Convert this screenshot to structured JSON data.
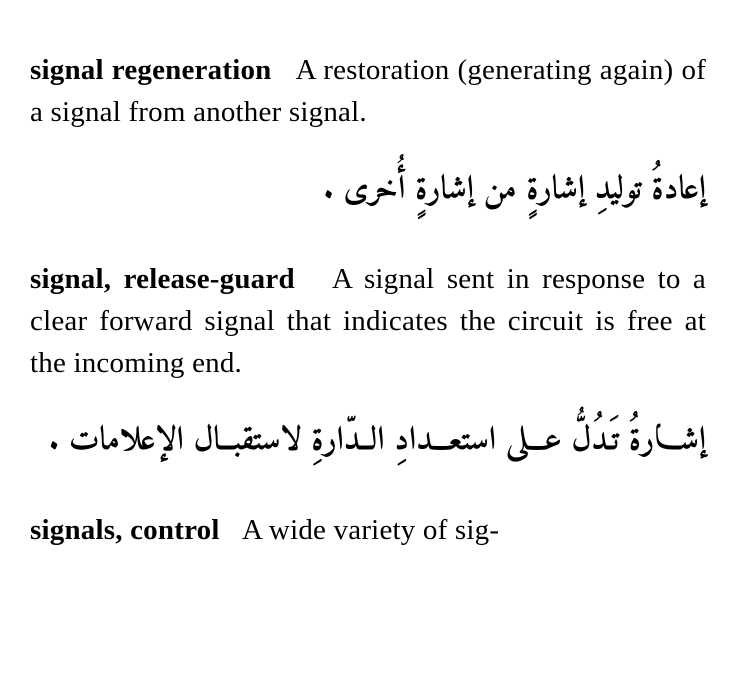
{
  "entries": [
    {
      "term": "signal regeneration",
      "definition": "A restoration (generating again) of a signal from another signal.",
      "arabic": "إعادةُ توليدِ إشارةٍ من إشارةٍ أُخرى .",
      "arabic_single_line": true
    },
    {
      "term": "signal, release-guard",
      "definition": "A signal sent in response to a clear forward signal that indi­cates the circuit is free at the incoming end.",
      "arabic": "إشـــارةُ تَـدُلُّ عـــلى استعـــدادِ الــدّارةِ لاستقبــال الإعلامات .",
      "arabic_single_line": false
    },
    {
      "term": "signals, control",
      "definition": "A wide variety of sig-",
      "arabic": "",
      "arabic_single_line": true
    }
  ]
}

---*---

▶ _Set problem_
Scan the material above. Extract every line in which the word "term" occurs.

▶ _Solution below_
      "term": "signal regeneration",
      "term": "signal, release-guard",
      "term": "signals, control",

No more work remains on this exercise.